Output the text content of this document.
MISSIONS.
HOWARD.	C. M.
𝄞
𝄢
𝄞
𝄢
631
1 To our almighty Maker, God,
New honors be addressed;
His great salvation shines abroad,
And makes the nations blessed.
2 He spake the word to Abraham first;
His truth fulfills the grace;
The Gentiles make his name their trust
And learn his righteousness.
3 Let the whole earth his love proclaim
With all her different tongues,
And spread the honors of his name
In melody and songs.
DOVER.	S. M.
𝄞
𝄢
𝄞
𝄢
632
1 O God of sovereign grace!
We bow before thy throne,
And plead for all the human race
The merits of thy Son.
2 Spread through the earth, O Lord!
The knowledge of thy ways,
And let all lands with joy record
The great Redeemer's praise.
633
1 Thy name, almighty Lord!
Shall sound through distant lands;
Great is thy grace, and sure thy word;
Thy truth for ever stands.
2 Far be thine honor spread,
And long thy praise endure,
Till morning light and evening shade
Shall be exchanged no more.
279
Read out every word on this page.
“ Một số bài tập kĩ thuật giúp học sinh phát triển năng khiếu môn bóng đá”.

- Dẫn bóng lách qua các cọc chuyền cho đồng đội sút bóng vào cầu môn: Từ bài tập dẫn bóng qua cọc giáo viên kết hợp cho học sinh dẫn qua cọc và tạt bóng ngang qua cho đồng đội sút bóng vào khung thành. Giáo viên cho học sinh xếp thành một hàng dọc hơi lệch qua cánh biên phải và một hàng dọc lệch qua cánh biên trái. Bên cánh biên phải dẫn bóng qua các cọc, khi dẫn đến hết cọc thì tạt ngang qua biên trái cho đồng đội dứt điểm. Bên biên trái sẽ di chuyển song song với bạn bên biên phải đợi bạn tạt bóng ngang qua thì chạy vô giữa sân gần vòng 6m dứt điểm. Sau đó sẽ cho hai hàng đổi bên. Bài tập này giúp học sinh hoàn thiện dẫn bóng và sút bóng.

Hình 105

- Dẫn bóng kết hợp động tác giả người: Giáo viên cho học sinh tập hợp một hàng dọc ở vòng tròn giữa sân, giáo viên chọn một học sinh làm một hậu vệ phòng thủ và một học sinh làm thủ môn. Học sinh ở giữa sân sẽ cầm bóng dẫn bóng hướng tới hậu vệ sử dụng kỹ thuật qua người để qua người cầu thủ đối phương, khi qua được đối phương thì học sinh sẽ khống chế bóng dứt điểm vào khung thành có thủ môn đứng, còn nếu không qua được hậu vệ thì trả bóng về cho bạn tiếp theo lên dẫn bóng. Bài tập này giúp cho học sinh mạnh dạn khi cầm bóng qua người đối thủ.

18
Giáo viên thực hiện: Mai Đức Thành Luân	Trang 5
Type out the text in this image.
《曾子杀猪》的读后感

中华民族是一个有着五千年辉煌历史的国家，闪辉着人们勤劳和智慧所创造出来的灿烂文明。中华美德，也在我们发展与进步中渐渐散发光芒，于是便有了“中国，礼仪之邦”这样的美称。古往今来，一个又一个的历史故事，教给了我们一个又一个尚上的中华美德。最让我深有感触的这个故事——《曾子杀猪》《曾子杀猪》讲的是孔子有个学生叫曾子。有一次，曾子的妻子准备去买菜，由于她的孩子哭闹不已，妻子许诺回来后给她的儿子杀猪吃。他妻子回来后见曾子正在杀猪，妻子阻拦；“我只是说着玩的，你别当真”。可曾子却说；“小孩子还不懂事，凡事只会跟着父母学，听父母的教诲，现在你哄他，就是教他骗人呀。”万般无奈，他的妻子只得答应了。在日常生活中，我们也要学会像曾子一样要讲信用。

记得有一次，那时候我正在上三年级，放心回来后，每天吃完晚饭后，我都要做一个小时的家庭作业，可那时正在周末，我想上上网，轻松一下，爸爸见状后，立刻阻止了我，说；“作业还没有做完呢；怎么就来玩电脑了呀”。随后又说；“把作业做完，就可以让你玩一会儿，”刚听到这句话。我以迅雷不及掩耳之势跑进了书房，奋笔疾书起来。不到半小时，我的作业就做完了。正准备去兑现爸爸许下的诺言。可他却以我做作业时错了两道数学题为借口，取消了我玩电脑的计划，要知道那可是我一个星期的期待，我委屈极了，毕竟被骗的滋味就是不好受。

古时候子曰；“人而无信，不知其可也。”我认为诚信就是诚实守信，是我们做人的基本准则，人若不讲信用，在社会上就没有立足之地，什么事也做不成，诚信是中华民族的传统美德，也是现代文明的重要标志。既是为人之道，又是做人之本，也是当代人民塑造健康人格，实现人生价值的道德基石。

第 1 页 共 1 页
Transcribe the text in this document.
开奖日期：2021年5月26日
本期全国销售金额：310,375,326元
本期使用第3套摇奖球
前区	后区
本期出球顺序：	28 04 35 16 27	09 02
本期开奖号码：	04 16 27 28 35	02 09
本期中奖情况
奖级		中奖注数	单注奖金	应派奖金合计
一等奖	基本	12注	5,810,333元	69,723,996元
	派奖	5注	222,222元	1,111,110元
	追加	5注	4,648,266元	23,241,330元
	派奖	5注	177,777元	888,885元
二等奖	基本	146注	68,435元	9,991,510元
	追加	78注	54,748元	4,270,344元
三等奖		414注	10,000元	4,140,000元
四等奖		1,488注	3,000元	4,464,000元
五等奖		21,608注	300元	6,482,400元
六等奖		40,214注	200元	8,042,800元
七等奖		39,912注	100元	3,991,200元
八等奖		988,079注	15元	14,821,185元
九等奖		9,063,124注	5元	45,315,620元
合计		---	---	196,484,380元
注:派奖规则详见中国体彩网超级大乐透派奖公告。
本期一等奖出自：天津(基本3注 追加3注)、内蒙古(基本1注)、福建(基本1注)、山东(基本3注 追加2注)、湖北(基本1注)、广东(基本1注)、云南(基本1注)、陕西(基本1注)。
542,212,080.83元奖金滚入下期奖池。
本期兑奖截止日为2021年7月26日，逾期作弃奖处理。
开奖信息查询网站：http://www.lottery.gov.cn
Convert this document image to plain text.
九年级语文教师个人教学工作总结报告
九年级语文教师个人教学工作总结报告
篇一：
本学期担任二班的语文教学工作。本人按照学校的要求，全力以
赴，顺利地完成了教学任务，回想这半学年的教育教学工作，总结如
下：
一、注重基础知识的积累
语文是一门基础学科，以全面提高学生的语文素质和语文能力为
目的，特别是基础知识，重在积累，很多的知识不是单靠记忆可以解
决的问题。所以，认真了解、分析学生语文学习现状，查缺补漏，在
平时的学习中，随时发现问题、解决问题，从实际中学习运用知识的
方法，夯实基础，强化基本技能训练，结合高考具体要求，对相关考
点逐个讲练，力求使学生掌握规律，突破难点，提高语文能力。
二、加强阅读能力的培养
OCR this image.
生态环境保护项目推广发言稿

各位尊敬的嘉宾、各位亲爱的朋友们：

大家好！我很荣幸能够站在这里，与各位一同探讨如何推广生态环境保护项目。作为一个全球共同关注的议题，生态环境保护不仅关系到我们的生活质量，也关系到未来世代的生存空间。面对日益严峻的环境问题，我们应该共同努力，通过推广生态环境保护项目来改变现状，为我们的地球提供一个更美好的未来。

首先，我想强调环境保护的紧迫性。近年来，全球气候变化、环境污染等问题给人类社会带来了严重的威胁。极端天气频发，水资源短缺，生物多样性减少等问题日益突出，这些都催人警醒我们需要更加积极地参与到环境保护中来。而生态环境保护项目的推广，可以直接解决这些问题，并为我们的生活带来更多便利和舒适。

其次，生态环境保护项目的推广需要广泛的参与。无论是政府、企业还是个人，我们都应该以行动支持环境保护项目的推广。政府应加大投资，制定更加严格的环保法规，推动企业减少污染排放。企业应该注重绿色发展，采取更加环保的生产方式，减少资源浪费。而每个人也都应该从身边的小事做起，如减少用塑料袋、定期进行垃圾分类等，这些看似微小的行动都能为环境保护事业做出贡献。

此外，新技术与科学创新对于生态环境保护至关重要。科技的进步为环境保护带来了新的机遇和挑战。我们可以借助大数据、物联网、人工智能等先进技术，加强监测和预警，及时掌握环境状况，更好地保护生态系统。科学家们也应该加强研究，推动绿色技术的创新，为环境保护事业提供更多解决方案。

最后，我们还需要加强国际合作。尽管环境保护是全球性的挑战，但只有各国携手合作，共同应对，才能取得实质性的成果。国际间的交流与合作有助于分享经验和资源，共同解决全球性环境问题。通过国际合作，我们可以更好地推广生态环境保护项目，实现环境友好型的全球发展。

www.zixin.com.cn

=-=-=-=-=

• Direction: Search the lines above for the string "this" and copy each line that has it.

• Exercise response:
Output the text content of this document.
Read out every word on this page.
Type out the text in this image.
Transcribe the text in this document.
Convert this document image to plain text.
OCR this image.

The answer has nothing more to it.